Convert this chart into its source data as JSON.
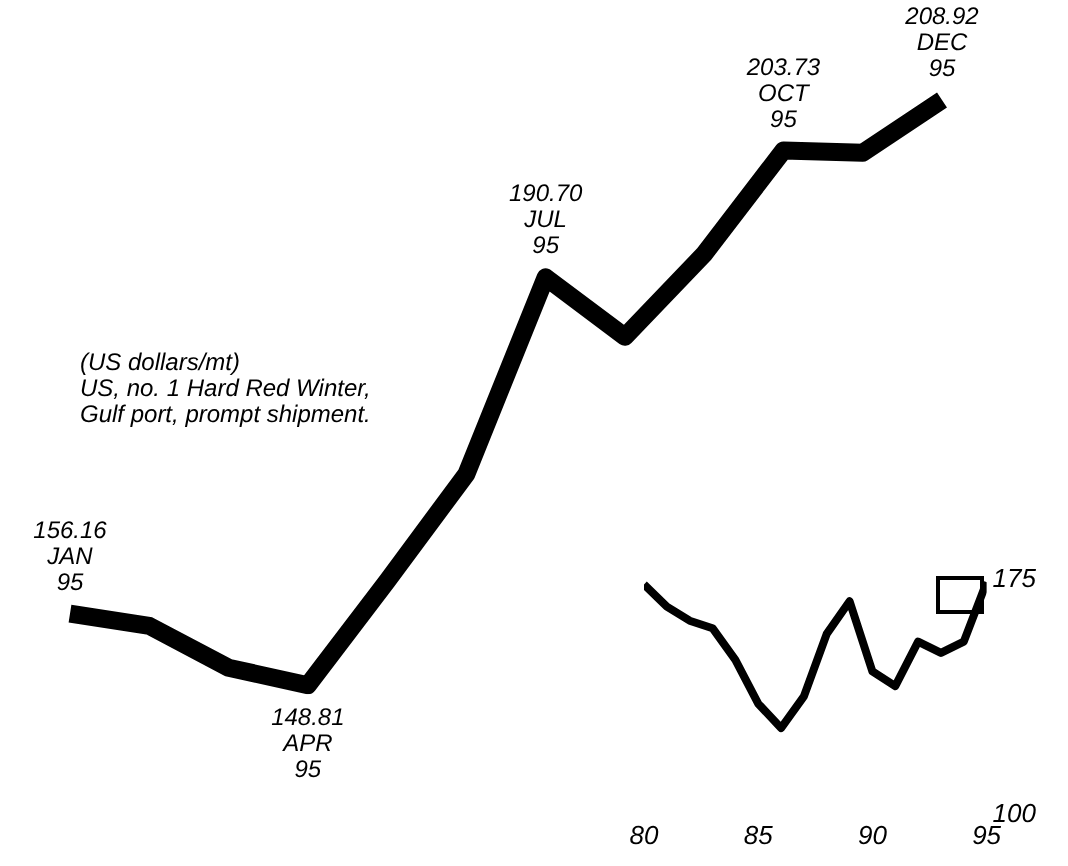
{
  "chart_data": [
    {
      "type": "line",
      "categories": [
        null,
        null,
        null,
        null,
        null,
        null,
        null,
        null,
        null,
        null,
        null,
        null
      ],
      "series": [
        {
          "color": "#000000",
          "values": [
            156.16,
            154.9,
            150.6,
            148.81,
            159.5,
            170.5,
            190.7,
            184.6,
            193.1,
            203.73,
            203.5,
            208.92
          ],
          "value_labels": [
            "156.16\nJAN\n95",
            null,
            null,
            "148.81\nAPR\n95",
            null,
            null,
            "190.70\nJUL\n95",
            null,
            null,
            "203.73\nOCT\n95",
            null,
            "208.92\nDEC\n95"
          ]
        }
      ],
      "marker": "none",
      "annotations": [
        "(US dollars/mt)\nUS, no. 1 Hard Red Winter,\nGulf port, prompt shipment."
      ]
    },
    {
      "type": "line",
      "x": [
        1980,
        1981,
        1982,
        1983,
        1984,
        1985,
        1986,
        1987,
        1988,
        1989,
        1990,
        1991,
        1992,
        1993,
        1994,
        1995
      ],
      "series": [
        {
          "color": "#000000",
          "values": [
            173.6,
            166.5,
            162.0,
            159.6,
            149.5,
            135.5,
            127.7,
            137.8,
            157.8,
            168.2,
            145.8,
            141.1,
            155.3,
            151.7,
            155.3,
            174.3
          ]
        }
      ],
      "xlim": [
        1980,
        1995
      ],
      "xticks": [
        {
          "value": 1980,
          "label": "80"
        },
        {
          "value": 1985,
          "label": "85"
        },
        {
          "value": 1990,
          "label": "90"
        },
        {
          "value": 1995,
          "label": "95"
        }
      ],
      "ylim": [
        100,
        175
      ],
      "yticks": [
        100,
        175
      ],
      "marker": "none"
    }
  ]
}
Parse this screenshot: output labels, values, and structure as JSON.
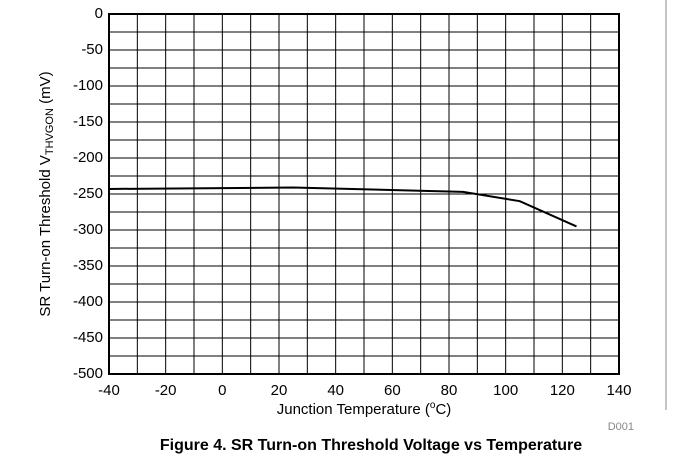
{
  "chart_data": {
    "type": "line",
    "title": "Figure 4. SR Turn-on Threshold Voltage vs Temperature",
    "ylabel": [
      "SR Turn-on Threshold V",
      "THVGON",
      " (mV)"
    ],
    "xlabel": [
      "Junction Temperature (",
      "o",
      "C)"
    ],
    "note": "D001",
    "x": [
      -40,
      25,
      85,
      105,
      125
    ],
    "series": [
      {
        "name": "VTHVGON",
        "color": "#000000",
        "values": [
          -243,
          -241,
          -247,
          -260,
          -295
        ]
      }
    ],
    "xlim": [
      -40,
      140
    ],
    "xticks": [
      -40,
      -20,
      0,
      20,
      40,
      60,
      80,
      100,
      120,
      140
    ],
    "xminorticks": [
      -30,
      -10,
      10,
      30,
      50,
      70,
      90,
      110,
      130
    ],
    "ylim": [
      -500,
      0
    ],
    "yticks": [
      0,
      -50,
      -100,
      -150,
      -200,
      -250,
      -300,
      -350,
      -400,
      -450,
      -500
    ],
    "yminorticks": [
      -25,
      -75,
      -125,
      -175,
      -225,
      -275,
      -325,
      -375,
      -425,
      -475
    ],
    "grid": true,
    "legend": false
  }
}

**YOUR GOAL:** Print all of the records shown above exactly, leaving out each picture.

**WORKED SOLUTION:**
Convert this chart into its source data as JSON.
{
  "chart_data": [
    {
      "type": "line",
      "categories": [
        null,
        null,
        null,
        null,
        null,
        null,
        null,
        null,
        null,
        null,
        null,
        null
      ],
      "series": [
        {
          "color": "#000000",
          "values": [
            156.16,
            154.9,
            150.6,
            148.81,
            159.5,
            170.5,
            190.7,
            184.6,
            193.1,
            203.73,
            203.5,
            208.92
          ],
          "value_labels": [
            "156.16\nJAN\n95",
            null,
            null,
            "148.81\nAPR\n95",
            null,
            null,
            "190.70\nJUL\n95",
            null,
            null,
            "203.73\nOCT\n95",
            null,
            "208.92\nDEC\n95"
          ]
        }
      ],
      "marker": "none",
      "annotations": [
        "(US dollars/mt)\nUS, no. 1 Hard Red Winter,\nGulf port, prompt shipment."
      ]
    },
    {
      "type": "line",
      "x": [
        1980,
        1981,
        1982,
        1983,
        1984,
        1985,
        1986,
        1987,
        1988,
        1989,
        1990,
        1991,
        1992,
        1993,
        1994,
        1995
      ],
      "series": [
        {
          "color": "#000000",
          "values": [
            173.6,
            166.5,
            162.0,
            159.6,
            149.5,
            135.5,
            127.7,
            137.8,
            157.8,
            168.2,
            145.8,
            141.1,
            155.3,
            151.7,
            155.3,
            174.3
          ]
        }
      ],
      "xlim": [
        1980,
        1995
      ],
      "xticks": [
        {
          "value": 1980,
          "label": "80"
        },
        {
          "value": 1985,
          "label": "85"
        },
        {
          "value": 1990,
          "label": "90"
        },
        {
          "value": 1995,
          "label": "95"
        }
      ],
      "ylim": [
        100,
        175
      ],
      "yticks": [
        100,
        175
      ],
      "marker": "none"
    }
  ]
}
Parse this screenshot: output labels, values, and structure as JSON.
{
  "chart_data": {
    "type": "line",
    "title": "Figure 4. SR Turn-on Threshold Voltage vs Temperature",
    "ylabel": [
      "SR Turn-on Threshold V",
      "THVGON",
      " (mV)"
    ],
    "xlabel": [
      "Junction Temperature (",
      "o",
      "C)"
    ],
    "note": "D001",
    "x": [
      -40,
      25,
      85,
      105,
      125
    ],
    "series": [
      {
        "name": "VTHVGON",
        "color": "#000000",
        "values": [
          -243,
          -241,
          -247,
          -260,
          -295
        ]
      }
    ],
    "xlim": [
      -40,
      140
    ],
    "xticks": [
      -40,
      -20,
      0,
      20,
      40,
      60,
      80,
      100,
      120,
      140
    ],
    "xminorticks": [
      -30,
      -10,
      10,
      30,
      50,
      70,
      90,
      110,
      130
    ],
    "ylim": [
      -500,
      0
    ],
    "yticks": [
      0,
      -50,
      -100,
      -150,
      -200,
      -250,
      -300,
      -350,
      -400,
      -450,
      -500
    ],
    "yminorticks": [
      -25,
      -75,
      -125,
      -175,
      -225,
      -275,
      -325,
      -375,
      -425,
      -475
    ],
    "grid": true,
    "legend": false
  }
}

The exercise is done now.